§ PROBLEM DESCRIPTION: Go through the data below. List every line that holds the word "Earth".

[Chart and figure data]
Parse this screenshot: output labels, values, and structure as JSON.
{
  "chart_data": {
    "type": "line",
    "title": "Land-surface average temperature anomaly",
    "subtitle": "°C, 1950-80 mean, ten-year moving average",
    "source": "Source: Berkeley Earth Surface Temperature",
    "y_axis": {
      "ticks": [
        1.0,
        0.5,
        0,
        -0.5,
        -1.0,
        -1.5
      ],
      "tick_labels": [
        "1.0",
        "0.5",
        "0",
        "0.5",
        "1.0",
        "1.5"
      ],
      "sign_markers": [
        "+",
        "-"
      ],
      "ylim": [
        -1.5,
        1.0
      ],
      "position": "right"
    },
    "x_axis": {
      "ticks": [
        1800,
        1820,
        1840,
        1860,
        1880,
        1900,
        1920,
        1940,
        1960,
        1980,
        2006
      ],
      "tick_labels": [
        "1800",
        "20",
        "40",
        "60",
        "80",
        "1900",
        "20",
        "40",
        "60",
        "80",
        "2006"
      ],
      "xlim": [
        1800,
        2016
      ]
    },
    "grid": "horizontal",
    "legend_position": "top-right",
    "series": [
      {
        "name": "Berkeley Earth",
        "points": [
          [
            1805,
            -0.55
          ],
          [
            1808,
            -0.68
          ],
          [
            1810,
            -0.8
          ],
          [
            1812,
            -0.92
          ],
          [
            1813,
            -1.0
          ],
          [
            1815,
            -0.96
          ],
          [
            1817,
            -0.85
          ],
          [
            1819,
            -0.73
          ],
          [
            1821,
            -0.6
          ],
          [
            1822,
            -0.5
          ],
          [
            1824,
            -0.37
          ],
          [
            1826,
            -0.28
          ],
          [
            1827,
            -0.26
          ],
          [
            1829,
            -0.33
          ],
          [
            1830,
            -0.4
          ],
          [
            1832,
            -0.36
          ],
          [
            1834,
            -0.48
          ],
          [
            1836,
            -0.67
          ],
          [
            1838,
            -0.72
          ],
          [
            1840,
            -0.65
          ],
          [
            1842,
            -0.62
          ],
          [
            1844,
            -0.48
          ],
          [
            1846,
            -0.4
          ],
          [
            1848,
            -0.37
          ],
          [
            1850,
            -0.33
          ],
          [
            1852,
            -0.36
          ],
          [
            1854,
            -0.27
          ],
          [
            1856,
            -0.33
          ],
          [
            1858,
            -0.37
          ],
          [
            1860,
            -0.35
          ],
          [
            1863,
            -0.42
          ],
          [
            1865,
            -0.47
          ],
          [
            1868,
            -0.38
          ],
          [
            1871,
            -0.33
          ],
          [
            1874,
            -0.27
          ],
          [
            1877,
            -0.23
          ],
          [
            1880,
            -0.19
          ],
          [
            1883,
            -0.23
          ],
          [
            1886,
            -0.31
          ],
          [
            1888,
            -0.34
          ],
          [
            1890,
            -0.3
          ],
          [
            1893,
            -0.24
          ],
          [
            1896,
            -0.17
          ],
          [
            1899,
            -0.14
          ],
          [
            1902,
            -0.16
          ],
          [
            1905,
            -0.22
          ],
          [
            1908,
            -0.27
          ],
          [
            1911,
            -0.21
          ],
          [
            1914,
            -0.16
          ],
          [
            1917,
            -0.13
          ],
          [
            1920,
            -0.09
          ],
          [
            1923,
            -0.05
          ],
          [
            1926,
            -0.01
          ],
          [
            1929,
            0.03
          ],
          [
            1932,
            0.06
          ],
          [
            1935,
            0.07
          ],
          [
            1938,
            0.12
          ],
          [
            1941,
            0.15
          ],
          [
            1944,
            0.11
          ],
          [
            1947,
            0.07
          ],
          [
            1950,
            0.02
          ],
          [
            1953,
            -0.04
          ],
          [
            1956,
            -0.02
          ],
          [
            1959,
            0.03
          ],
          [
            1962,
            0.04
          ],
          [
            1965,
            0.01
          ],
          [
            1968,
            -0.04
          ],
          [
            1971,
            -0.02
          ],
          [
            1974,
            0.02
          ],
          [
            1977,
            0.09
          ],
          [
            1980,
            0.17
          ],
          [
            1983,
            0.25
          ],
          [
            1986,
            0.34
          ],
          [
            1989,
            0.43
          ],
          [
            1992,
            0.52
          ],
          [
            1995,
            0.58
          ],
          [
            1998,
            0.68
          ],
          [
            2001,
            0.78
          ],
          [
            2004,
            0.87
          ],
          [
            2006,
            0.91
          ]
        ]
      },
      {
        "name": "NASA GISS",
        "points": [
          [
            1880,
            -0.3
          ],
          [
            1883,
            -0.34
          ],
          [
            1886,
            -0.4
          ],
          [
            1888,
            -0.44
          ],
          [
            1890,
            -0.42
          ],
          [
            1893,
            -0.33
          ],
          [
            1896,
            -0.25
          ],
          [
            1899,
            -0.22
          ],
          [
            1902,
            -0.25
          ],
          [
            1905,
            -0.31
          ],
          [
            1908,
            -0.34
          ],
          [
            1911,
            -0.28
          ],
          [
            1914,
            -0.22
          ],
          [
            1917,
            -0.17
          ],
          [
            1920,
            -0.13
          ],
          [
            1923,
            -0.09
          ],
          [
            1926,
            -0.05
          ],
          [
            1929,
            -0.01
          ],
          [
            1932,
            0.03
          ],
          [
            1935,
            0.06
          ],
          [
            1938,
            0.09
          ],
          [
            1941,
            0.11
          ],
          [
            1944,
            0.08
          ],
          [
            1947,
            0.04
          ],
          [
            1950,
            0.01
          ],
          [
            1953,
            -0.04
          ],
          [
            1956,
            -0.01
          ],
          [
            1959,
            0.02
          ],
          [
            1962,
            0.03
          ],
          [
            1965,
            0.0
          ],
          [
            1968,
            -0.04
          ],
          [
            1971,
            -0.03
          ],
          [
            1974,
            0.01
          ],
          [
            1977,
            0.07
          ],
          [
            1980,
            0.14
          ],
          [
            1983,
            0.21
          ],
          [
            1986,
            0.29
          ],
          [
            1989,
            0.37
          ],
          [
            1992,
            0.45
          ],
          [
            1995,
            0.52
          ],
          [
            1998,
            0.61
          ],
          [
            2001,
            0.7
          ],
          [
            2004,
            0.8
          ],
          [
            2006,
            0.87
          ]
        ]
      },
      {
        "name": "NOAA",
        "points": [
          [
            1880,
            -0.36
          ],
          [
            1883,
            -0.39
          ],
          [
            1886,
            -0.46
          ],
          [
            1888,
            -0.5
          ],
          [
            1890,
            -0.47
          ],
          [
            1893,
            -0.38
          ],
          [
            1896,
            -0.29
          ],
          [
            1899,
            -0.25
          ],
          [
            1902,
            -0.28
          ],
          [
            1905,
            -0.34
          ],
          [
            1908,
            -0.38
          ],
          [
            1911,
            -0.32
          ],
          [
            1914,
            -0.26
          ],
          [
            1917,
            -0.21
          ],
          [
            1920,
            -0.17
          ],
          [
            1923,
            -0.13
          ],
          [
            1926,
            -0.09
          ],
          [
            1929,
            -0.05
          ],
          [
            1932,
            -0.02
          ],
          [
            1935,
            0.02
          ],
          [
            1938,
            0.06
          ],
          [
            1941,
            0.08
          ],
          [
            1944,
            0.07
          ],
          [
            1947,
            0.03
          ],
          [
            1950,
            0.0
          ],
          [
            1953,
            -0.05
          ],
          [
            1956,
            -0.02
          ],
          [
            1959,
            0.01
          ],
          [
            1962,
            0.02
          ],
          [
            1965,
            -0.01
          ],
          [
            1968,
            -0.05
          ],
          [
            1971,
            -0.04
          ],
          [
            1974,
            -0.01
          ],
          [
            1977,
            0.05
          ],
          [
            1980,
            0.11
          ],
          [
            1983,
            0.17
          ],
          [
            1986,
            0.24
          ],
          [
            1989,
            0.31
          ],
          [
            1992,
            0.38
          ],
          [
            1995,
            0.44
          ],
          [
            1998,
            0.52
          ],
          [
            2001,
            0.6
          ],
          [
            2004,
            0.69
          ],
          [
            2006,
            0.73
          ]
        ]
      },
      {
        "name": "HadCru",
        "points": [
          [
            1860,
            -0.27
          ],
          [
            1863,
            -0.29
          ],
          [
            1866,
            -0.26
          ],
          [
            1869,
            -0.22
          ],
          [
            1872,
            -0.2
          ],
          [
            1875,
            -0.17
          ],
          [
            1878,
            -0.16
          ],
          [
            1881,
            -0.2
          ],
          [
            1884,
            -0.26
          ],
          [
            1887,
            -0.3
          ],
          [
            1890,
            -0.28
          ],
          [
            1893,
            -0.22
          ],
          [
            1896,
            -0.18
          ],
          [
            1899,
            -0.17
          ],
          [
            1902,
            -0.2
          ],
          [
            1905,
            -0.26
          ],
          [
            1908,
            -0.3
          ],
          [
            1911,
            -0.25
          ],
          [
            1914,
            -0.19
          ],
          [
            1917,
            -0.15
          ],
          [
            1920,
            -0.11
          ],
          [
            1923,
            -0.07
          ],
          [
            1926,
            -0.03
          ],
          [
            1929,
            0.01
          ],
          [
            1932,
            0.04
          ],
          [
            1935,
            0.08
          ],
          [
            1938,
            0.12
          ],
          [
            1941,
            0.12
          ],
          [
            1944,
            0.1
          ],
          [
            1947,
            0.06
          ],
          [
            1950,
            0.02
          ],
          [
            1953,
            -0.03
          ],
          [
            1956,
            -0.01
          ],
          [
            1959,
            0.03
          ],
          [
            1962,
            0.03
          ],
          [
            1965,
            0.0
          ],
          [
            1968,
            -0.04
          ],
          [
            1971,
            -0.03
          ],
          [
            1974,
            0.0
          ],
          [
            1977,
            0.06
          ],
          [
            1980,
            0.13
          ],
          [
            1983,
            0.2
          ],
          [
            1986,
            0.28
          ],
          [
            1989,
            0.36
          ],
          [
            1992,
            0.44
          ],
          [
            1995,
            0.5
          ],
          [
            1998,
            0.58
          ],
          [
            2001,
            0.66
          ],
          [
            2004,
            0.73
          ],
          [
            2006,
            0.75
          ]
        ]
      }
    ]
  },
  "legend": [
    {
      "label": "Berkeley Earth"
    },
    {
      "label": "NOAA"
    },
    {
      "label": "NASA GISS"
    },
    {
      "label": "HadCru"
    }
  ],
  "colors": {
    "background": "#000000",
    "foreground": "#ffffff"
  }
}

§ SOLUTION FOR THIS PROBLEM:
    "source": "Source: Berkeley Earth Surface Temperature",
        "name": "Berkeley Earth",
      "label": "Berkeley Earth"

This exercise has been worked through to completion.